* **Given data**

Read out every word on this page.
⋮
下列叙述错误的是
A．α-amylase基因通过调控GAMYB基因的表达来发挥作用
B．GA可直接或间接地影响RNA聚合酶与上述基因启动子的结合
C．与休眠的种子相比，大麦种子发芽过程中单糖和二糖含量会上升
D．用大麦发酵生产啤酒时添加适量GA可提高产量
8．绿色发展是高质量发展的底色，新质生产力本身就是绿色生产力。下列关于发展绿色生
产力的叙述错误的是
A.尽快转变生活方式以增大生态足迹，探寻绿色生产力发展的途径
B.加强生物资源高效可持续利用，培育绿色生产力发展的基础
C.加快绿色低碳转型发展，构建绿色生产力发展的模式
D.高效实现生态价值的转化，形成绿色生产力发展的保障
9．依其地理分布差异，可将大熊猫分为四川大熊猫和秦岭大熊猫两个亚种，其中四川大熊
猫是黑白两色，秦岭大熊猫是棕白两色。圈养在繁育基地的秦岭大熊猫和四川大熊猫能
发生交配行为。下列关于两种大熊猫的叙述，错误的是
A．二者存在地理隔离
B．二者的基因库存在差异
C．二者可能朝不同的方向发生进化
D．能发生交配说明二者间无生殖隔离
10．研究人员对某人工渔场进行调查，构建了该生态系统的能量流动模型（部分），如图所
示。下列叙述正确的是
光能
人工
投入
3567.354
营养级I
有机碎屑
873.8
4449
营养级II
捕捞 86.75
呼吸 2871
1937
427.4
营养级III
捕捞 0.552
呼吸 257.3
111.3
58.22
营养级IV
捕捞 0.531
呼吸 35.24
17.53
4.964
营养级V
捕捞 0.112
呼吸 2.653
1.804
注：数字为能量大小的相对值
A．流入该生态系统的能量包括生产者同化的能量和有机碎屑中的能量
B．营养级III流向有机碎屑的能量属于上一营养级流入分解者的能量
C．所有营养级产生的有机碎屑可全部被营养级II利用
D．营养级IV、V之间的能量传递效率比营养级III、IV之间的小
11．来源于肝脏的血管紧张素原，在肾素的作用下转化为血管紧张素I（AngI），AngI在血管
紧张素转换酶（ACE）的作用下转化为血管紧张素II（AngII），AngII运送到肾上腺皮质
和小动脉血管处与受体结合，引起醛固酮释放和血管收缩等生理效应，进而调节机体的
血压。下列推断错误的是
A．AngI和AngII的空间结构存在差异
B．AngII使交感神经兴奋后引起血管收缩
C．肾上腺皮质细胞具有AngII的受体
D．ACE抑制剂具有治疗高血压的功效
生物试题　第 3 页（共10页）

* **Task directions**
Output the full listing without altering anything.

* **Answer to this task**
Read out every word on this page.
⋮
下列叙述错误的是
A．α-amylase基因通过调控GAMYB基因的表达来发挥作用
B．GA可直接或间接地影响RNA聚合酶与上述基因启动子的结合
C．与休眠的种子相比，大麦种子发芽过程中单糖和二糖含量会上升
D．用大麦发酵生产啤酒时添加适量GA可提高产量
8．绿色发展是高质量发展的底色，新质生产力本身就是绿色生产力。下列关于发展绿色生
产力的叙述错误的是
A.尽快转变生活方式以增大生态足迹，探寻绿色生产力发展的途径
B.加强生物资源高效可持续利用，培育绿色生产力发展的基础
C.加快绿色低碳转型发展，构建绿色生产力发展的模式
D.高效实现生态价值的转化，形成绿色生产力发展的保障
9．依其地理分布差异，可将大熊猫分为四川大熊猫和秦岭大熊猫两个亚种，其中四川大熊
猫是黑白两色，秦岭大熊猫是棕白两色。圈养在繁育基地的秦岭大熊猫和四川大熊猫能
发生交配行为。下列关于两种大熊猫的叙述，错误的是
A．二者存在地理隔离
B．二者的基因库存在差异
C．二者可能朝不同的方向发生进化
D．能发生交配说明二者间无生殖隔离
10．研究人员对某人工渔场进行调查，构建了该生态系统的能量流动模型（部分），如图所
示。下列叙述正确的是
光能
人工
投入
3567.354
营养级I
有机碎屑
873.8
4449
营养级II
捕捞 86.75
呼吸 2871
1937
427.4
营养级III
捕捞 0.552
呼吸 257.3
111.3
58.22
营养级IV
捕捞 0.531
呼吸 35.24
17.53
4.964
营养级V
捕捞 0.112
呼吸 2.653
1.804
注：数字为能量大小的相对值
A．流入该生态系统的能量包括生产者同化的能量和有机碎屑中的能量
B．营养级III流向有机碎屑的能量属于上一营养级流入分解者的能量
C．所有营养级产生的有机碎屑可全部被营养级II利用
D．营养级IV、V之间的能量传递效率比营养级III、IV之间的小
11．来源于肝脏的血管紧张素原，在肾素的作用下转化为血管紧张素I（AngI），AngI在血管
紧张素转换酶（ACE）的作用下转化为血管紧张素II（AngII），AngII运送到肾上腺皮质
和小动脉血管处与受体结合，引起醛固酮释放和血管收缩等生理效应，进而调节机体的
血压。下列推断错误的是
A．AngI和AngII的空间结构存在差异
B．AngII使交感神经兴奋后引起血管收缩
C．肾上腺皮质细胞具有AngII的受体
D．ACE抑制剂具有治疗高血压的功效
生物试题　第 3 页（共10页）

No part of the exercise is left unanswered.